### Short problem
Scan the records for the word "Projects". Copy each line that includes it.

======

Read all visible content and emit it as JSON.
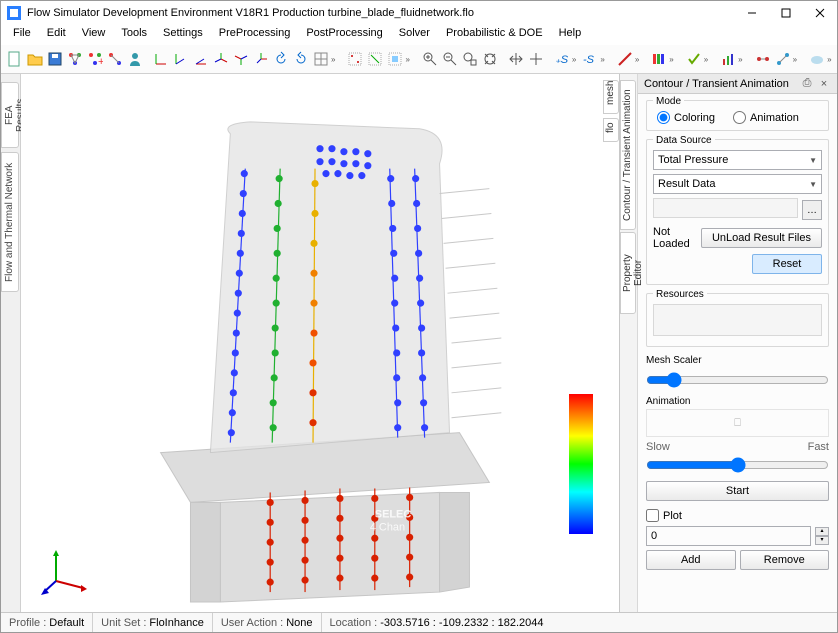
{
  "window": {
    "title": "Flow Simulator Development Environment V18R1 Production turbine_blade_fluidnetwork.flo"
  },
  "menu": [
    "File",
    "Edit",
    "View",
    "Tools",
    "Settings",
    "PreProcessing",
    "PostProcessing",
    "Solver",
    "Probabilistic & DOE",
    "Help"
  ],
  "left_tabs": {
    "fea": "FEA Results",
    "flow": "Flow and Thermal Network"
  },
  "right_panel": {
    "title": "Contour / Transient Animation",
    "vtab1": "Contour / Transient Animation",
    "vtab2": "mesh",
    "vtab3": "flo",
    "vtab4": "Property Editor",
    "mode": {
      "label": "Mode",
      "opt1": "Coloring",
      "opt2": "Animation"
    },
    "data_source": {
      "label": "Data Source",
      "combo1": "Total Pressure",
      "combo2": "Result Data",
      "status": "Not Loaded",
      "unload_btn": "UnLoad Result Files",
      "reset_btn": "Reset"
    },
    "resources": {
      "label": "Resources"
    },
    "mesh_scaler": {
      "label": "Mesh Scaler"
    },
    "animation": {
      "label": "Animation",
      "slow": "Slow",
      "fast": "Fast",
      "start_btn": "Start"
    },
    "plot": {
      "label": "Plot",
      "value": "0",
      "add_btn": "Add",
      "remove_btn": "Remove"
    }
  },
  "viewport": {
    "overlay_text1": "SELEC",
    "overlay_text2": "4 Chan"
  },
  "status": {
    "profile_label": "Profile :",
    "profile_val": "Default",
    "unitset_label": "Unit Set :",
    "unitset_val": "FloInhance",
    "action_label": "User Action :",
    "action_val": "None",
    "location_label": "Location :",
    "location_val": "-303.5716 : -109.2332 : 182.2044"
  }
}
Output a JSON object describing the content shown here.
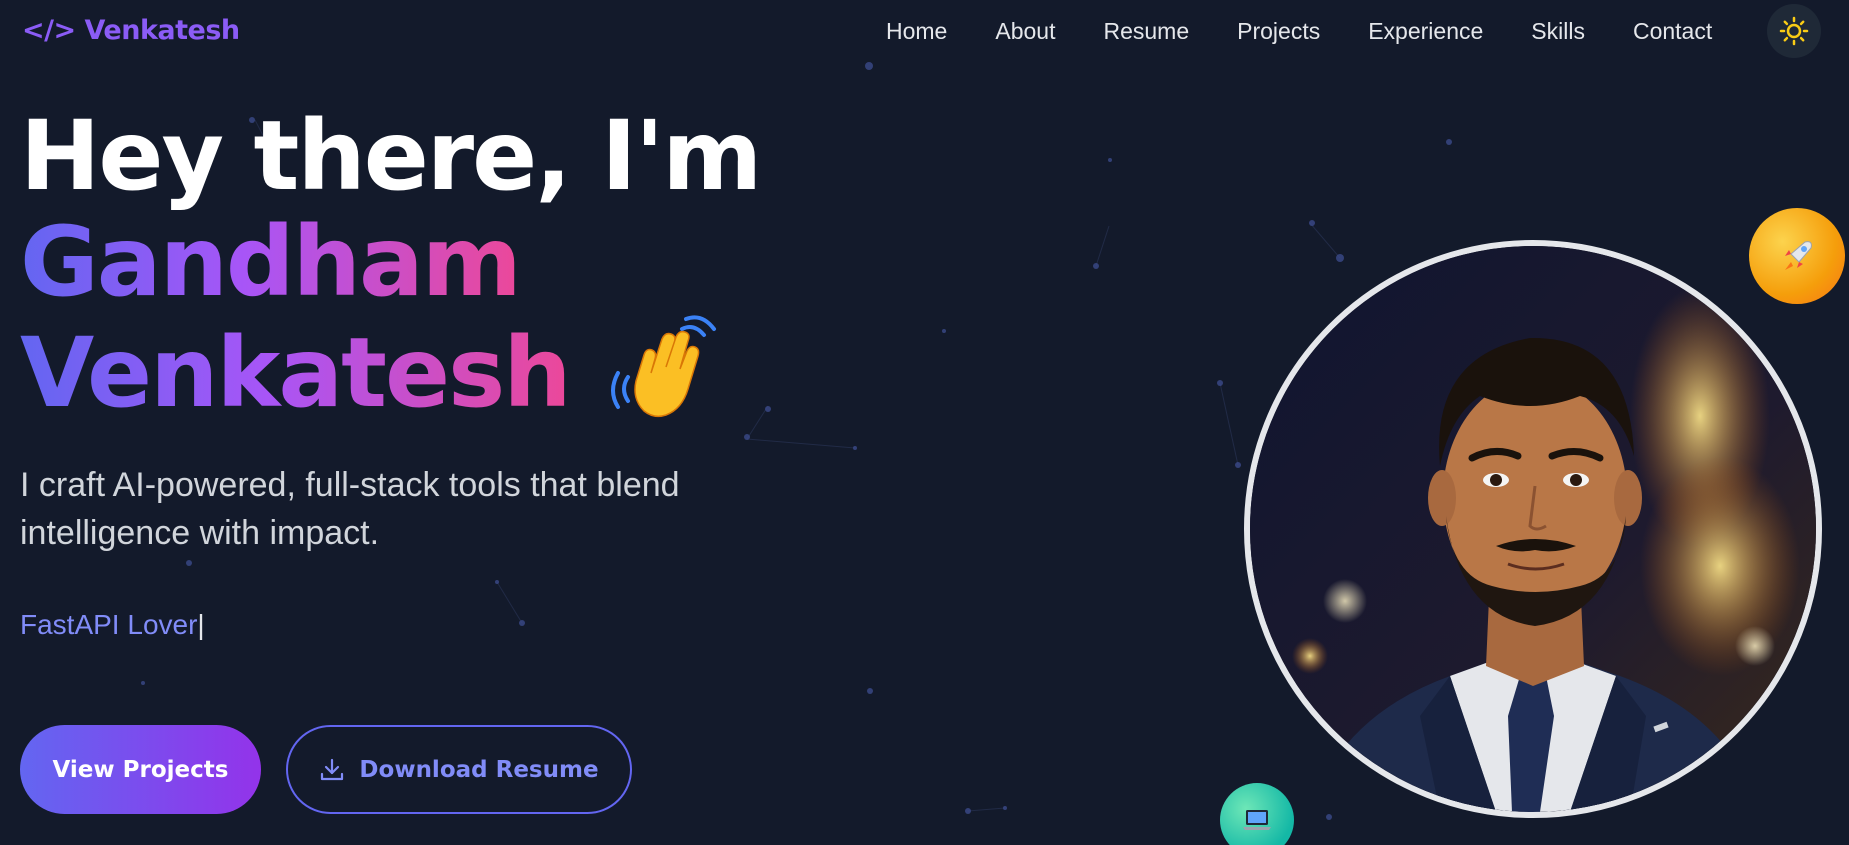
{
  "nav": {
    "logo": "</> Venkatesh",
    "links": [
      "Home",
      "About",
      "Resume",
      "Projects",
      "Experience",
      "Skills",
      "Contact"
    ],
    "theme_toggle_icon": "sun-icon"
  },
  "hero": {
    "greeting": "Hey there, I'm",
    "first_name": "Gandham",
    "last_name": "Venkatesh",
    "wave_icon": "waving-hand-icon",
    "tagline": "I craft AI-powered, full-stack tools that blend intelligence with impact.",
    "typed_text": "FastAPI Lover",
    "cursor": "|",
    "primary_button": "View Projects",
    "secondary_button": "Download Resume",
    "secondary_button_icon": "download-icon"
  },
  "profile": {
    "photo": "profile-photo",
    "badges": [
      "rocket-icon",
      "laptop-icon"
    ]
  },
  "colors": {
    "background": "#131a2b",
    "accent_indigo": "#6366f1",
    "accent_purple": "#a855f7",
    "accent_pink": "#ec4899",
    "logo": "#8b5cf6",
    "typed": "#818cf8",
    "sun": "#facc15"
  }
}
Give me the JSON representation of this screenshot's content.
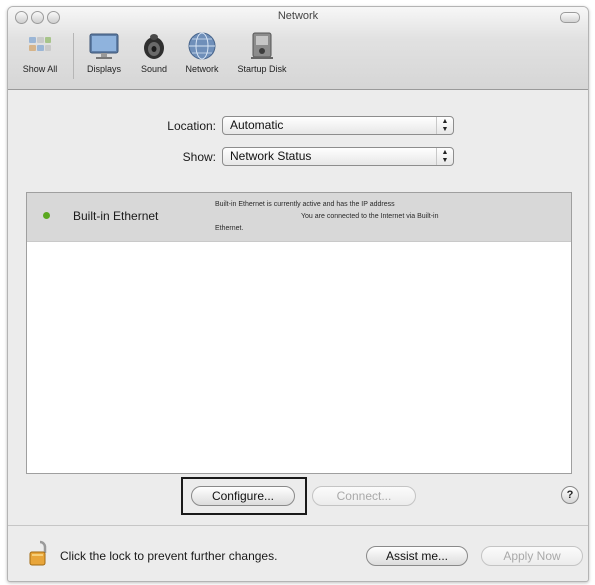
{
  "window": {
    "title": "Network"
  },
  "toolbar": {
    "items": [
      {
        "label": "Show All",
        "icon": "show-all-icon"
      },
      {
        "label": "Displays",
        "icon": "displays-icon"
      },
      {
        "label": "Sound",
        "icon": "sound-icon"
      },
      {
        "label": "Network",
        "icon": "network-icon"
      },
      {
        "label": "Startup Disk",
        "icon": "startup-disk-icon"
      }
    ]
  },
  "location": {
    "label": "Location:",
    "value": "Automatic"
  },
  "show": {
    "label": "Show:",
    "value": "Network Status"
  },
  "status_list": {
    "rows": [
      {
        "name": "Built-in Ethernet",
        "status_color": "#5aa81f",
        "description_line1": "Built-in Ethernet is currently active and has the IP address",
        "description_line2": "You are connected to the Internet via Built-in",
        "description_line3": "Ethernet."
      }
    ]
  },
  "buttons": {
    "configure": "Configure...",
    "connect": "Connect...",
    "help": "?",
    "assist": "Assist me...",
    "apply": "Apply Now"
  },
  "lock": {
    "text": "Click the lock to prevent further changes."
  }
}
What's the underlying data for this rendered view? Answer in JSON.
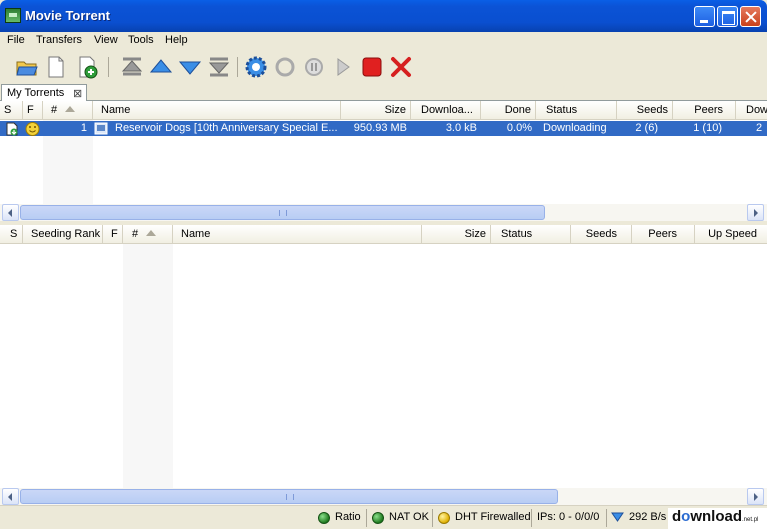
{
  "window": {
    "title": "Movie Torrent"
  },
  "menu": [
    "File",
    "Transfers",
    "View",
    "Tools",
    "Help"
  ],
  "tabs": [
    {
      "label": "My Torrents"
    }
  ],
  "top_table": {
    "columns": [
      "S",
      "F",
      "#",
      "Name",
      "Size",
      "Downloa...",
      "Done",
      "Status",
      "Seeds",
      "Peers",
      "Dow"
    ],
    "rows": [
      {
        "rank": "1",
        "name": "Reservoir Dogs [10th Anniversary Special E...",
        "size": "950.93 MB",
        "downloaded": "3.0 kB",
        "done": "0.0%",
        "status": "Downloading",
        "seeds": "2 (6)",
        "peers": "1 (10)",
        "down": "2"
      }
    ]
  },
  "bottom_table": {
    "columns": [
      "S",
      "Seeding Rank",
      "F",
      "#",
      "Name",
      "Size",
      "Status",
      "Seeds",
      "Peers",
      "Up Speed"
    ]
  },
  "statusbar": {
    "ratio": "Ratio",
    "nat": "NAT OK",
    "dht": "DHT Firewalled",
    "ips": "IPs: 0 - 0/0/0",
    "speed": "292 B/s"
  },
  "watermark": {
    "pre": "d",
    "o": "o",
    "post": "wnload",
    "suffix": ".net.pl"
  },
  "colors": {
    "selection": "#316ac5",
    "titlebar": "#0a4fd0",
    "ok": "#1f7a1f",
    "warn": "#e0b000"
  }
}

======

### Full answer
      "Projects",
    "primary_button": "View Projects",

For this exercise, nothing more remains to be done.